[Source records]
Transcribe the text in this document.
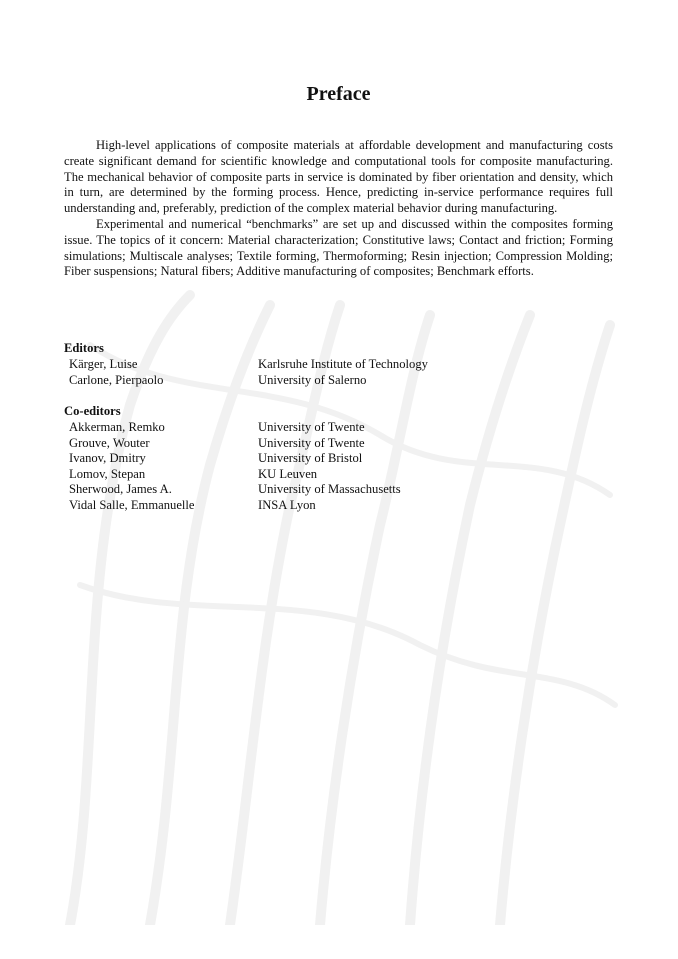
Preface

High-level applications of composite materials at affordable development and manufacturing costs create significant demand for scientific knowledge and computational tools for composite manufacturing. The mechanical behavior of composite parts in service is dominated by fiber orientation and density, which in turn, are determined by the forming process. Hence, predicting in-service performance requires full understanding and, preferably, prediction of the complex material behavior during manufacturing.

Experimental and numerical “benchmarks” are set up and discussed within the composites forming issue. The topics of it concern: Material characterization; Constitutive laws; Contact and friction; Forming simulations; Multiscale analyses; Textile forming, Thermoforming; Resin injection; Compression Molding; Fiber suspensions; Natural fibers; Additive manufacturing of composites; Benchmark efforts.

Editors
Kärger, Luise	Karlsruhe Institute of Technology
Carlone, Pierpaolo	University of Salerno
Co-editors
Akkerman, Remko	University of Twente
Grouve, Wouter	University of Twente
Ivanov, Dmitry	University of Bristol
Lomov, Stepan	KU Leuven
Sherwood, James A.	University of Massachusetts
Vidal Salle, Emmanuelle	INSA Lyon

---

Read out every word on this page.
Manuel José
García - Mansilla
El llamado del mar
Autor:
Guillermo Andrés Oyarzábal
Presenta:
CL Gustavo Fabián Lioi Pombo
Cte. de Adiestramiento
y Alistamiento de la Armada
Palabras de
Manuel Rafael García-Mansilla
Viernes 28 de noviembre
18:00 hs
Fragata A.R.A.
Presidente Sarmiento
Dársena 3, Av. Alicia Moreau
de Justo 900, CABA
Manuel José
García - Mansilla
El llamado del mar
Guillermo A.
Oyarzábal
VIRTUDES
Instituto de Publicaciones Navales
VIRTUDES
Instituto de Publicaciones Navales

- **Work required**
Make a list of all lines in the data that contain "manufacturing".

- **Task solution**
High-level applications of composite materials at affordable development and manufacturing costs create significant demand for scientific knowledge and computational tools for composite manufacturing. The mechanical behavior of composite parts in service is dominated by fiber orientation and density, which in turn, are determined by the forming process. Hence, predicting in-service performance requires full understanding and, preferably, prediction of the complex material behavior during manufacturing.
Experimental and numerical “benchmarks” are set up and discussed within the composites forming issue. The topics of it concern: Material characterization; Constitutive laws; Contact and friction; Forming simulations; Multiscale analyses; Textile forming, Thermoforming; Resin injection; Compression Molding; Fiber suspensions; Natural fibers; Additive manufacturing of composites; Benchmark efforts.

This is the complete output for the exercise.